### Text excerpt
● ● ●

MarkCallow commented 4 years ago

@zeux, if you've looked at the reference @lexaknyazev provided you will have seen that alpha is indeed encoded as ETC1S so your 1 & 2 are the same.

Separating R & G looks a lot better. I wonder how much of this is due to separating them for compression and how much is due to using DXT5 as the transcode target. It is beyond my current knowledge.

What is the format of the input images you are using. Is it a 3 component normal map so you just omit the 3rd component? Is there no need to specially generate a 2-component normal map as the input?

zeux commented 4 years ago

@MarkCallow I haven't done the experiments to try to prove it or disprove it but I suspect that the limiting factor is ETC1S so splitting into two channels helps for this reason. This is based on the fact that I'd expect BC1 encoded normals to not look quite as bad as the screenshots above indicate (edit and also I think ETC1S is in general noticeably weaker than BC1 so I'd be surprised if BC1 itself was a limiting factor). I will try a direct BC1 encoding using something like nvtt and upload another screenshot just so that we have a data point.

● ● ●

### Extracted information
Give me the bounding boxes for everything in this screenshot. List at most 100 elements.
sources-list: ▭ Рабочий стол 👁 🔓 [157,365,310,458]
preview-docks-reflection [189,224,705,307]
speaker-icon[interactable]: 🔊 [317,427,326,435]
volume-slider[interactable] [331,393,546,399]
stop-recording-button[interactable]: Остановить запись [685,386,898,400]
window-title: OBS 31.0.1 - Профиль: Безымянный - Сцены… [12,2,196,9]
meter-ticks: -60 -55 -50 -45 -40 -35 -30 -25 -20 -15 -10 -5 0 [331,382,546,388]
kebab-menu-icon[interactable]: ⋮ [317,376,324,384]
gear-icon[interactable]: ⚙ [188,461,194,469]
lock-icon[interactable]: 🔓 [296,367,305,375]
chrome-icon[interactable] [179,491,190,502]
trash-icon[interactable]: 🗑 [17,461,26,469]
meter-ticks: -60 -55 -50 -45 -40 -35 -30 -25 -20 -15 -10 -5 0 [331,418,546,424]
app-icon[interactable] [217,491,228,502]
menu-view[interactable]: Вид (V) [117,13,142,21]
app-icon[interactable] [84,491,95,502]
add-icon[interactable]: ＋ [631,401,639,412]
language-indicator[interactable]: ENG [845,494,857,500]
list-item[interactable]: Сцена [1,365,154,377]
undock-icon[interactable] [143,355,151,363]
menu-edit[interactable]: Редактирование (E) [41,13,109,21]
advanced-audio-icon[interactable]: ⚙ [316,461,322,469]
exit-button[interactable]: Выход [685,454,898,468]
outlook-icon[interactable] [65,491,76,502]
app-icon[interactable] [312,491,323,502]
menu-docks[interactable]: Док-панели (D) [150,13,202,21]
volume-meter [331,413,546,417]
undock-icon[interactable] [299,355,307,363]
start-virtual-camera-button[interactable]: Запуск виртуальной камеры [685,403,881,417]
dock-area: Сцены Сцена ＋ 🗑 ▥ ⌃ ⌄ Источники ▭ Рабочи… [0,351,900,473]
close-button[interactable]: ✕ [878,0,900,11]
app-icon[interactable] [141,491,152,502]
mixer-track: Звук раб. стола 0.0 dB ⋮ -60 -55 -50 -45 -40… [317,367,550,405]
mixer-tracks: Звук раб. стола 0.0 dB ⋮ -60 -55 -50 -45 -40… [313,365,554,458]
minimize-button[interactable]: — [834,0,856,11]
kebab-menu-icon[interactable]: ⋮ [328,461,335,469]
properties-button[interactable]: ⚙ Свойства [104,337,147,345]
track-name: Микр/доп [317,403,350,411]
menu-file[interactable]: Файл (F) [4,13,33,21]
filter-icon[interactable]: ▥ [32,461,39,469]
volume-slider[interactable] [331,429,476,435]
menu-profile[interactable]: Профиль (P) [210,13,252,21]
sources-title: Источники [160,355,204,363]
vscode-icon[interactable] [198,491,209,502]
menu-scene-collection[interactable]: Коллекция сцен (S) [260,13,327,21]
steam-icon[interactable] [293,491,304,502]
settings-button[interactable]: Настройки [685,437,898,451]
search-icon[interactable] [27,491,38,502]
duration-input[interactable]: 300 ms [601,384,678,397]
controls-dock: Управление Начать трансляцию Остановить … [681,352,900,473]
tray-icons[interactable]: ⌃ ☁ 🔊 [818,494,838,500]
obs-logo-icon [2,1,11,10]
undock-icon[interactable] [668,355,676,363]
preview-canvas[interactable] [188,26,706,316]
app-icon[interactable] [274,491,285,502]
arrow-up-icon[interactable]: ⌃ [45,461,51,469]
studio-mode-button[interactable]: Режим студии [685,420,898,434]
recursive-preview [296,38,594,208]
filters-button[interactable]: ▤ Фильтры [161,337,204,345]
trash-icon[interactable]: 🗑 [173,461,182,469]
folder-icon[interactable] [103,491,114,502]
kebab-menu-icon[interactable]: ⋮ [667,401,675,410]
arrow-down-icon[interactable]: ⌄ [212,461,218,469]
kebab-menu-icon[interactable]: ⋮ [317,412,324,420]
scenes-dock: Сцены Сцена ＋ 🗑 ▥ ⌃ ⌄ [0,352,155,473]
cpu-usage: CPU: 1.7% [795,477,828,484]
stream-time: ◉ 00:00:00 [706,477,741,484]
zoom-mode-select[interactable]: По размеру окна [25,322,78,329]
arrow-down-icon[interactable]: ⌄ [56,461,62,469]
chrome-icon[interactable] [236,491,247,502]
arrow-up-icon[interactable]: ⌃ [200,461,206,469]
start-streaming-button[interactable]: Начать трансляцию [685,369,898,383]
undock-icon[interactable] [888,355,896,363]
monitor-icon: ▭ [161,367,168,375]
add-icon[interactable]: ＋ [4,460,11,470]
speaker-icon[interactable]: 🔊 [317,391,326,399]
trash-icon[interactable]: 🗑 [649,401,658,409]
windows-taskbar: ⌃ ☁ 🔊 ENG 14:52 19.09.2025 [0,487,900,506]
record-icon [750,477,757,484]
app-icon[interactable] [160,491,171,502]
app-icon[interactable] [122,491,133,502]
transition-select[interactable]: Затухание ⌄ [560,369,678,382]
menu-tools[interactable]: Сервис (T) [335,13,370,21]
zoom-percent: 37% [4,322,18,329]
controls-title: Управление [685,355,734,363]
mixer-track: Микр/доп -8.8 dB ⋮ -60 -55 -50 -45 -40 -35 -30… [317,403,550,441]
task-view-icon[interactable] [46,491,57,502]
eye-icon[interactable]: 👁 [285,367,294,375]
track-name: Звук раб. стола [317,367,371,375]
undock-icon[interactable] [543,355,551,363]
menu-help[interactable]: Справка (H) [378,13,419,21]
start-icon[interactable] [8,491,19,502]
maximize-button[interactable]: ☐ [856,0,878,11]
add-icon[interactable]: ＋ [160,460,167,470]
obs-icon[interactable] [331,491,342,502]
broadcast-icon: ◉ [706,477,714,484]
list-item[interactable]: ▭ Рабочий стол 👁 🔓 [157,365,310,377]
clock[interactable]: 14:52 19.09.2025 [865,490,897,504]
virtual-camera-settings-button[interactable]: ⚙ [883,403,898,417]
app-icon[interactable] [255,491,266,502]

● ● ●

### Check your understanding
a – Copy the comment thread from "MarkCallow commented 4" to "are the same.".
b – Answer these questions using the comment thread:
(i) Which format does MarkCallow name as the transcode target?
(ii) According to the reference @lexaknyazev provided, how is alpha encoded?
(iii) What tool does zeux mention for trying a direct BC1 encoding?
c – Pick up the comment thread after its last sentence and continue it.

### Solved tasks
a –
MarkCallow commented 4 years ago

@zeux, if you've looked at the reference @lexaknyazev provided you will have seen that alpha is indeed encoded as ETC1S so your 1 & 2 are the same.

b –
(i) DXT5
(ii) As ETC1S
(iii) nvtt

c –
And yeah, it's sufficient to simply omit the third component, so on the encoding side the only flag that's necessary is seperate_rg_to_color_alpha. This is because in tangent-space normal map storage, it's common to assume that .Z is non-negative (otherwise normals are encoded in the negative hemisphere from the vertex normal's halfspace point of view, which commonly isn't required). So .z can be reconstructed from .rg or (in this case) .ga components depending on the hardware format used for encoding. The reconstruction is simply sqrt(max(0.0, 1.0 - dot(n.xy, n.xy))). This is the same approach that is commonly used for 2-channel normal map encoding when targeting specific hardware formats like BC3 or BC5.

zeux commented 4 years ago

Here's the DXT1 encoded normal map using nvtt, with all other textures encoded using Basis. Note that the quality is very good compared to either Basis options - Basis substantially distorts the normals whereas DXT1 by itself doesn't. I will experiment with different Basis quality settings but it looks like the issue isn't with the transcode target format. update tried using Basis with -q 255 -comp_level 5 - encoding took forever (45 minutes for 12 2K textures...) but the normal quality isn't noticeably better vs the encoding with default settings I posted above.

image

lexaknyazev commented 4 years ago

@zeux Basis Universal internally uses "ETC1S" encoding - a subset of ETC1 compressed texture format that can be easily transcoded to DXT-style formats.

To put it simply, an ETC1S RGB block (4x4) has a local palette of 4 colors that are located on a straight line segment that is parallel to the main diagonal (0, 0, 0) -> (255, 255, 255).

The complete description of ETC1 (and ETC1S) can be found in the KDFS v1.3.

For comparison, a DXT RGB block has a local palette of 4 colors located on a straight line segment that can be oriented in any direction (within quantization limits).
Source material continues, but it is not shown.